- [TASK OBJECTIVE] Send back the records in full, character for character.

- [GIVEN RECORDS]
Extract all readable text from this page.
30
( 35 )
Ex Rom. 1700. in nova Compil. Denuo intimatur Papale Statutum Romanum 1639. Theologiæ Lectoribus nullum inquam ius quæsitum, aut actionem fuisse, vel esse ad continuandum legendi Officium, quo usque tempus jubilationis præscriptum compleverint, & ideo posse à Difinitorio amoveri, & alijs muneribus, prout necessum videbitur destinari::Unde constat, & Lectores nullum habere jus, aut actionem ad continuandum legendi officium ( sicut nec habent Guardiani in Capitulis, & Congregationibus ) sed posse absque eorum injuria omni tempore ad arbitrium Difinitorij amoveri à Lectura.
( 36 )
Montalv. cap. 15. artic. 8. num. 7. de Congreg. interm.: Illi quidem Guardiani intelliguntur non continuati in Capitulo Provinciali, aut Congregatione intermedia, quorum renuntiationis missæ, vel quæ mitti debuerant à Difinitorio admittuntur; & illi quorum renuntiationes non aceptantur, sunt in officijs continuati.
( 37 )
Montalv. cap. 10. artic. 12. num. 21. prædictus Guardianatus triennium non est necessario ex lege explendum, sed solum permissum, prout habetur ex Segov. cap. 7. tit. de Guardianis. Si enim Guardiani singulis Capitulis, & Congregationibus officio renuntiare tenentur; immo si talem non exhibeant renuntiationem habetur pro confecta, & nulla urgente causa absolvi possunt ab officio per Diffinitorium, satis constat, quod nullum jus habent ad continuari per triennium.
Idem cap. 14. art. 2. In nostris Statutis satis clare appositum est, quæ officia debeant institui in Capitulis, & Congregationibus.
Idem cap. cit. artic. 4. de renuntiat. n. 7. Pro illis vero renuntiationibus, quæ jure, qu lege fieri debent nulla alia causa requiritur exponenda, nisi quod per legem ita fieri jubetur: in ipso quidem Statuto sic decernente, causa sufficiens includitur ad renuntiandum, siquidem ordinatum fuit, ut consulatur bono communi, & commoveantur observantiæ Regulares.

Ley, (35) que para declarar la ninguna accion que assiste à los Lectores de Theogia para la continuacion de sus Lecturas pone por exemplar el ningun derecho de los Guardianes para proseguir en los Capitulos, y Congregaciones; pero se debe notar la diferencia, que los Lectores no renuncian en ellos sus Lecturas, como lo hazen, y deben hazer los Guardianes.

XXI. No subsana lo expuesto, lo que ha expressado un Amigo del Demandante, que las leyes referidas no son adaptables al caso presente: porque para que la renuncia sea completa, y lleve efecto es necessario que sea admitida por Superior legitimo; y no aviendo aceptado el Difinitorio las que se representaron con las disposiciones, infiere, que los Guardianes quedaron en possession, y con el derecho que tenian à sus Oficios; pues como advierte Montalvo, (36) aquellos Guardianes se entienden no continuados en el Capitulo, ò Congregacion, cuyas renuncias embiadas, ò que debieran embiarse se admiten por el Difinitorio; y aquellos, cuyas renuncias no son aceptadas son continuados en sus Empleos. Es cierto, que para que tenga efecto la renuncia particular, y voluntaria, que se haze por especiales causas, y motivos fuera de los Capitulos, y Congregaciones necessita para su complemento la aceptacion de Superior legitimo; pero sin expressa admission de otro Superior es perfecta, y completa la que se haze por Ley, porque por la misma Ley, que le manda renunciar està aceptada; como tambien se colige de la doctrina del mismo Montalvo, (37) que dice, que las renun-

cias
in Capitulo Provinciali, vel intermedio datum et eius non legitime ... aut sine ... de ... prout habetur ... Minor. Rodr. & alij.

- [TASK ANSWER]
Extract all readable text from this page.
30
( 35 )
Ex Rom. 1700. in nova Compil. Denuo intimatur Papale Statutum Romanum 1639. Theologiæ Lectoribus nullum inquam ius quæsitum, aut actionem fuisse, vel esse ad continuandum legendi Officium, quo usque tempus jubilationis præscriptum compleverint, & ideo posse à Difinitorio amoveri, & alijs muneribus, prout necessum videbitur destinari::Unde constat, & Lectores nullum habere jus, aut actionem ad continuandum legendi officium ( sicut nec habent Guardiani in Capitulis, & Congregationibus ) sed posse absque eorum injuria omni tempore ad arbitrium Difinitorij amoveri à Lectura.
( 36 )
Montalv. cap. 15. artic. 8. num. 7. de Congreg. interm.: Illi quidem Guardiani intelliguntur non continuati in Capitulo Provinciali, aut Congregatione intermedia, quorum renuntiationis missæ, vel quæ mitti debuerant à Difinitorio admittuntur; & illi quorum renuntiationes non aceptantur, sunt in officijs continuati.
( 37 )
Montalv. cap. 10. artic. 12. num. 21. prædictus Guardianatus triennium non est necessario ex lege explendum, sed solum permissum, prout habetur ex Segov. cap. 7. tit. de Guardianis. Si enim Guardiani singulis Capitulis, & Congregationibus officio renuntiare tenentur; immo si talem non exhibeant renuntiationem habetur pro confecta, & nulla urgente causa absolvi possunt ab officio per Diffinitorium, satis constat, quod nullum jus habent ad continuari per triennium.
Idem cap. 14. art. 2. In nostris Statutis satis clare appositum est, quæ officia debeant institui in Capitulis, & Congregationibus.
Idem cap. cit. artic. 4. de renuntiat. n. 7. Pro illis vero renuntiationibus, quæ jure, qu lege fieri debent nulla alia causa requiritur exponenda, nisi quod per legem ita fieri jubetur: in ipso quidem Statuto sic decernente, causa sufficiens includitur ad renuntiandum, siquidem ordinatum fuit, ut consulatur bono communi, & commoveantur observantiæ Regulares.

Ley, (35) que para declarar la ninguna accion que assiste à los Lectores de Theogia para la continuacion de sus Lecturas pone por exemplar el ningun derecho de los Guardianes para proseguir en los Capitulos, y Congregaciones; pero se debe notar la diferencia, que los Lectores no renuncian en ellos sus Lecturas, como lo hazen, y deben hazer los Guardianes.

XXI. No subsana lo expuesto, lo que ha expressado un Amigo del Demandante, que las leyes referidas no son adaptables al caso presente: porque para que la renuncia sea completa, y lleve efecto es necessario que sea admitida por Superior legitimo; y no aviendo aceptado el Difinitorio las que se representaron con las disposiciones, infiere, que los Guardianes quedaron en possession, y con el derecho que tenian à sus Oficios; pues como advierte Montalvo, (36) aquellos Guardianes se entienden no continuados en el Capitulo, ò Congregacion, cuyas renuncias embiadas, ò que debieran embiarse se admiten por el Difinitorio; y aquellos, cuyas renuncias no son aceptadas son continuados en sus Empleos. Es cierto, que para que tenga efecto la renuncia particular, y voluntaria, que se haze por especiales causas, y motivos fuera de los Capitulos, y Congregaciones necessita para su complemento la aceptacion de Superior legitimo; pero sin expressa admission de otro Superior es perfecta, y completa la que se haze por Ley, porque por la misma Ley, que le manda renunciar està aceptada; como tambien se colige de la doctrina del mismo Montalvo, (37) que dice, que las renun-

cias
in Capitulo Provinciali, vel intermedio datum et eius non legitime ... aut sine ... de ... prout habetur ... Minor. Rodr. & alij.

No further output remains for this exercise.